(begin)

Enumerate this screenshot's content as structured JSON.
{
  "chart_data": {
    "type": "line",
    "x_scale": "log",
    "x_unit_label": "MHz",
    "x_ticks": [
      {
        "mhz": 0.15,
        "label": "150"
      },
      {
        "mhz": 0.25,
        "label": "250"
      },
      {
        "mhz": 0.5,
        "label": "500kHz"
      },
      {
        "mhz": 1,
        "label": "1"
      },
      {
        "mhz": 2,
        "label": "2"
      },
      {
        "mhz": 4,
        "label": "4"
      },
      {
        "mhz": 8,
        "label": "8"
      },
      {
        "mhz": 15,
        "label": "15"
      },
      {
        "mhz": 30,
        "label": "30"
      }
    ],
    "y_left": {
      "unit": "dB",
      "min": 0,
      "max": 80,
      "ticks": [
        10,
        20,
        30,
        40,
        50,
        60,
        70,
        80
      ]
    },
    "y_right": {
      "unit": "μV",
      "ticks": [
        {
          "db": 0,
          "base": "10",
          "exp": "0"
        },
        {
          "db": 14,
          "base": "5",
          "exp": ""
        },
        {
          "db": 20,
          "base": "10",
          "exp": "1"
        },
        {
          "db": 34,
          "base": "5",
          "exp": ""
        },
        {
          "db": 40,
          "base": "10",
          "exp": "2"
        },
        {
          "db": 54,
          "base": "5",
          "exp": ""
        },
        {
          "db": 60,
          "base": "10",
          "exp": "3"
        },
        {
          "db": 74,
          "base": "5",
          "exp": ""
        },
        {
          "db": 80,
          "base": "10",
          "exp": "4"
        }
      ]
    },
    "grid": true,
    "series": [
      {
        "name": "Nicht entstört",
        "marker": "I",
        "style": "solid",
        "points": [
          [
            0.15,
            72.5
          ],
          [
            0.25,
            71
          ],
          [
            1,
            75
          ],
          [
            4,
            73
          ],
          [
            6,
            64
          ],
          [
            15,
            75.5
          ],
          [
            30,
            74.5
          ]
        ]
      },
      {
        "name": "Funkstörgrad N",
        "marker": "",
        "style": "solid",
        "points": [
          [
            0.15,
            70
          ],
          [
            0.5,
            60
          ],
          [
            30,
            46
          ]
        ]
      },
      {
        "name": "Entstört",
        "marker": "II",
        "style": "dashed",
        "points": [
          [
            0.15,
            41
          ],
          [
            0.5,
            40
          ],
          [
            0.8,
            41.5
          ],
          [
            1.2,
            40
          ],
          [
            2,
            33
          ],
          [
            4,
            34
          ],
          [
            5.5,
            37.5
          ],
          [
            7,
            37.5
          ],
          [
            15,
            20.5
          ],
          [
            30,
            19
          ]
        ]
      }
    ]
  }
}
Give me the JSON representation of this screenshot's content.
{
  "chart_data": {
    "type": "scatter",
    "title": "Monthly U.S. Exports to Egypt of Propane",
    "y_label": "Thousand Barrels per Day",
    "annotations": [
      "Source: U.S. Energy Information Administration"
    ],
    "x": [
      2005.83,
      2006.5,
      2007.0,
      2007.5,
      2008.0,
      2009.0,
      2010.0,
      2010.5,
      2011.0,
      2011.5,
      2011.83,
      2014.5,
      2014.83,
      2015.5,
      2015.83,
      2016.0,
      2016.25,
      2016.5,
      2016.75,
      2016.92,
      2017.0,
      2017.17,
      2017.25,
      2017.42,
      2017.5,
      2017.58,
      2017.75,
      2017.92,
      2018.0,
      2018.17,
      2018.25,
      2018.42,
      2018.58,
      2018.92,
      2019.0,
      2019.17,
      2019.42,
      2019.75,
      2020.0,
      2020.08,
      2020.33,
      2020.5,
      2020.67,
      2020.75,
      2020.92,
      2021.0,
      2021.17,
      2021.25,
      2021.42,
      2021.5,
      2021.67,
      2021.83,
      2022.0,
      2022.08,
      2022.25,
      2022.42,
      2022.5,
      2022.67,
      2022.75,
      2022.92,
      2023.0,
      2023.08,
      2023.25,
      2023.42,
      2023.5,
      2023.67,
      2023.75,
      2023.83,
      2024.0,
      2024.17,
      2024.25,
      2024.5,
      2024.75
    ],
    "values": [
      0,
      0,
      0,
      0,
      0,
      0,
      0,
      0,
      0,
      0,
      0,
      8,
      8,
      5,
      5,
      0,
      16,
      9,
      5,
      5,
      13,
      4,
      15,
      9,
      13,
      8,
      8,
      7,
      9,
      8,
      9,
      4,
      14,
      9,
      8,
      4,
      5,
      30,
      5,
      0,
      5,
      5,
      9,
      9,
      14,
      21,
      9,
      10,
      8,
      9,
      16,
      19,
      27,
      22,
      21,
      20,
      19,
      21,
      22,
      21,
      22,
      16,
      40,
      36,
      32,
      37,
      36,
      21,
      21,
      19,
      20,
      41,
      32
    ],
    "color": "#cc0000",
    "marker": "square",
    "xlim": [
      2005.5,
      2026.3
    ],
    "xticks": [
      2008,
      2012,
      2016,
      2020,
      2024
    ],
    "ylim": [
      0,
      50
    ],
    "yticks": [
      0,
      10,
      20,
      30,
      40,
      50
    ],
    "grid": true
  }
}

(end)

■ **Problem**
Determine how many lines of the material include the string "this". Output only that count.

■ **Response**
2